* Start DATA SECTION *

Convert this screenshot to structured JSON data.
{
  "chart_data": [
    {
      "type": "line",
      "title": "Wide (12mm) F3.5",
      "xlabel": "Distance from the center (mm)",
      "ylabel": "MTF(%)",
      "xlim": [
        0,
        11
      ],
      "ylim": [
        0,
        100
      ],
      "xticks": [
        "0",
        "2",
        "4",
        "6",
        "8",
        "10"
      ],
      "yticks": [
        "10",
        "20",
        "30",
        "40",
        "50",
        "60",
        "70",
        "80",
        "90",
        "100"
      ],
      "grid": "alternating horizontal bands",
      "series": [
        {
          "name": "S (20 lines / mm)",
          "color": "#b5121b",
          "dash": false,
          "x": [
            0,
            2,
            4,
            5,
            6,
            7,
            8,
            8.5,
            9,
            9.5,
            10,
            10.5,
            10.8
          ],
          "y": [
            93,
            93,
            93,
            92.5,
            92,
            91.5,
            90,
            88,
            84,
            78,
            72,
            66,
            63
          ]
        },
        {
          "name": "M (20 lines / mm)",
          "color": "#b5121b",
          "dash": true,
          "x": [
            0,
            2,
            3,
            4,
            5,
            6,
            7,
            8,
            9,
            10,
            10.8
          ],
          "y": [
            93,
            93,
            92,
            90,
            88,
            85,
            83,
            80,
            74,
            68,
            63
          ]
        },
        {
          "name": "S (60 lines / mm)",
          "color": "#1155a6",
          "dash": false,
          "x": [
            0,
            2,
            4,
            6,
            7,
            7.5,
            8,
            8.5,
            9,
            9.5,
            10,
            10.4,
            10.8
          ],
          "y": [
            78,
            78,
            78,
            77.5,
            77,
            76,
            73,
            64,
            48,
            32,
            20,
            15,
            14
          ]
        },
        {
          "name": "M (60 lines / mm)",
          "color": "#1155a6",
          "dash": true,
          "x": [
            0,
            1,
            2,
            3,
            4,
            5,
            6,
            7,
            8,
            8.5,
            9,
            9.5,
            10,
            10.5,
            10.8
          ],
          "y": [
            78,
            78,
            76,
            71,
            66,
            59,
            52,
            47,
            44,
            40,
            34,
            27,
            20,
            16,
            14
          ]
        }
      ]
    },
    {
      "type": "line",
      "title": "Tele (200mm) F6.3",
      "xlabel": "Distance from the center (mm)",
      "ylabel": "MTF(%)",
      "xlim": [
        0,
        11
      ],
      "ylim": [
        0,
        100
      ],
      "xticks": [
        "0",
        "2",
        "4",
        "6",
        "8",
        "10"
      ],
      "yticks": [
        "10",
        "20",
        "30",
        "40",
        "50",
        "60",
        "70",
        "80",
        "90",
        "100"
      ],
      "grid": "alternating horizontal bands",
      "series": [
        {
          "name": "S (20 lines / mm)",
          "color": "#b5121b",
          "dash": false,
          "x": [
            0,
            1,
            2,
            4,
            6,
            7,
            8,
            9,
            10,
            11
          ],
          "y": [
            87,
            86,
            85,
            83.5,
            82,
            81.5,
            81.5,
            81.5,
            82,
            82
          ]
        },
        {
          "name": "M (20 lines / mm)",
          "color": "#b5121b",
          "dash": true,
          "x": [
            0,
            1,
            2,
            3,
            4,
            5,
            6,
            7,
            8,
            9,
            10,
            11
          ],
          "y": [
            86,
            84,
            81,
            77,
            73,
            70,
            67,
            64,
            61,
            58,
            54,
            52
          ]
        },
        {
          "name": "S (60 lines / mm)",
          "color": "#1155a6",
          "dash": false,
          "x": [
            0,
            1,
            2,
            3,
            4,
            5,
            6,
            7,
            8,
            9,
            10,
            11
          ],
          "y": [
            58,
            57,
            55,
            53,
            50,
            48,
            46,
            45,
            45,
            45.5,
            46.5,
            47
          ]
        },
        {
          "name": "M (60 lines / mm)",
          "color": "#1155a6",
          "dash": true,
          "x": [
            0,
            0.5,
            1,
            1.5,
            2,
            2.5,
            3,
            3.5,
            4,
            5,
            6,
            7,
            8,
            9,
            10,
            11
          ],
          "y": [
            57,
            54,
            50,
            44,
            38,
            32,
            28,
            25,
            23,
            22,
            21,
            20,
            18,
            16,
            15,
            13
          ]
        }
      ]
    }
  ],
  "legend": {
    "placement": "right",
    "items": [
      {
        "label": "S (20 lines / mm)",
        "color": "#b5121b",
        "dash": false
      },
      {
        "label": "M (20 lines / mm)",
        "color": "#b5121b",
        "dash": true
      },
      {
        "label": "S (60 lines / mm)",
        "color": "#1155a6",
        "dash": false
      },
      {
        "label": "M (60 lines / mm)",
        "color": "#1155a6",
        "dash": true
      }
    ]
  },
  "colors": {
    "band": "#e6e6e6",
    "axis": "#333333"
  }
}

* End DATA SECTION *

**WHAT THE TASK REQUIRES**
Using the listing above, reproduce each line without omission.

**EXERCISE SOLUTION**
Convert this screenshot to structured JSON data.
{
  "chart_data": [
    {
      "type": "line",
      "title": "Wide (12mm) F3.5",
      "xlabel": "Distance from the center (mm)",
      "ylabel": "MTF(%)",
      "xlim": [
        0,
        11
      ],
      "ylim": [
        0,
        100
      ],
      "xticks": [
        "0",
        "2",
        "4",
        "6",
        "8",
        "10"
      ],
      "yticks": [
        "10",
        "20",
        "30",
        "40",
        "50",
        "60",
        "70",
        "80",
        "90",
        "100"
      ],
      "grid": "alternating horizontal bands",
      "series": [
        {
          "name": "S (20 lines / mm)",
          "color": "#b5121b",
          "dash": false,
          "x": [
            0,
            2,
            4,
            5,
            6,
            7,
            8,
            8.5,
            9,
            9.5,
            10,
            10.5,
            10.8
          ],
          "y": [
            93,
            93,
            93,
            92.5,
            92,
            91.5,
            90,
            88,
            84,
            78,
            72,
            66,
            63
          ]
        },
        {
          "name": "M (20 lines / mm)",
          "color": "#b5121b",
          "dash": true,
          "x": [
            0,
            2,
            3,
            4,
            5,
            6,
            7,
            8,
            9,
            10,
            10.8
          ],
          "y": [
            93,
            93,
            92,
            90,
            88,
            85,
            83,
            80,
            74,
            68,
            63
          ]
        },
        {
          "name": "S (60 lines / mm)",
          "color": "#1155a6",
          "dash": false,
          "x": [
            0,
            2,
            4,
            6,
            7,
            7.5,
            8,
            8.5,
            9,
            9.5,
            10,
            10.4,
            10.8
          ],
          "y": [
            78,
            78,
            78,
            77.5,
            77,
            76,
            73,
            64,
            48,
            32,
            20,
            15,
            14
          ]
        },
        {
          "name": "M (60 lines / mm)",
          "color": "#1155a6",
          "dash": true,
          "x": [
            0,
            1,
            2,
            3,
            4,
            5,
            6,
            7,
            8,
            8.5,
            9,
            9.5,
            10,
            10.5,
            10.8
          ],
          "y": [
            78,
            78,
            76,
            71,
            66,
            59,
            52,
            47,
            44,
            40,
            34,
            27,
            20,
            16,
            14
          ]
        }
      ]
    },
    {
      "type": "line",
      "title": "Tele (200mm) F6.3",
      "xlabel": "Distance from the center (mm)",
      "ylabel": "MTF(%)",
      "xlim": [
        0,
        11
      ],
      "ylim": [
        0,
        100
      ],
      "xticks": [
        "0",
        "2",
        "4",
        "6",
        "8",
        "10"
      ],
      "yticks": [
        "10",
        "20",
        "30",
        "40",
        "50",
        "60",
        "70",
        "80",
        "90",
        "100"
      ],
      "grid": "alternating horizontal bands",
      "series": [
        {
          "name": "S (20 lines / mm)",
          "color": "#b5121b",
          "dash": false,
          "x": [
            0,
            1,
            2,
            4,
            6,
            7,
            8,
            9,
            10,
            11
          ],
          "y": [
            87,
            86,
            85,
            83.5,
            82,
            81.5,
            81.5,
            81.5,
            82,
            82
          ]
        },
        {
          "name": "M (20 lines / mm)",
          "color": "#b5121b",
          "dash": true,
          "x": [
            0,
            1,
            2,
            3,
            4,
            5,
            6,
            7,
            8,
            9,
            10,
            11
          ],
          "y": [
            86,
            84,
            81,
            77,
            73,
            70,
            67,
            64,
            61,
            58,
            54,
            52
          ]
        },
        {
          "name": "S (60 lines / mm)",
          "color": "#1155a6",
          "dash": false,
          "x": [
            0,
            1,
            2,
            3,
            4,
            5,
            6,
            7,
            8,
            9,
            10,
            11
          ],
          "y": [
            58,
            57,
            55,
            53,
            50,
            48,
            46,
            45,
            45,
            45.5,
            46.5,
            47
          ]
        },
        {
          "name": "M (60 lines / mm)",
          "color": "#1155a6",
          "dash": true,
          "x": [
            0,
            0.5,
            1,
            1.5,
            2,
            2.5,
            3,
            3.5,
            4,
            5,
            6,
            7,
            8,
            9,
            10,
            11
          ],
          "y": [
            57,
            54,
            50,
            44,
            38,
            32,
            28,
            25,
            23,
            22,
            21,
            20,
            18,
            16,
            15,
            13
          ]
        }
      ]
    }
  ],
  "legend": {
    "placement": "right",
    "items": [
      {
        "label": "S (20 lines / mm)",
        "color": "#b5121b",
        "dash": false
      },
      {
        "label": "M (20 lines / mm)",
        "color": "#b5121b",
        "dash": true
      },
      {
        "label": "S (60 lines / mm)",
        "color": "#1155a6",
        "dash": false
      },
      {
        "label": "M (60 lines / mm)",
        "color": "#1155a6",
        "dash": true
      }
    ]
  },
  "colors": {
    "band": "#e6e6e6",
    "axis": "#333333"
  }
}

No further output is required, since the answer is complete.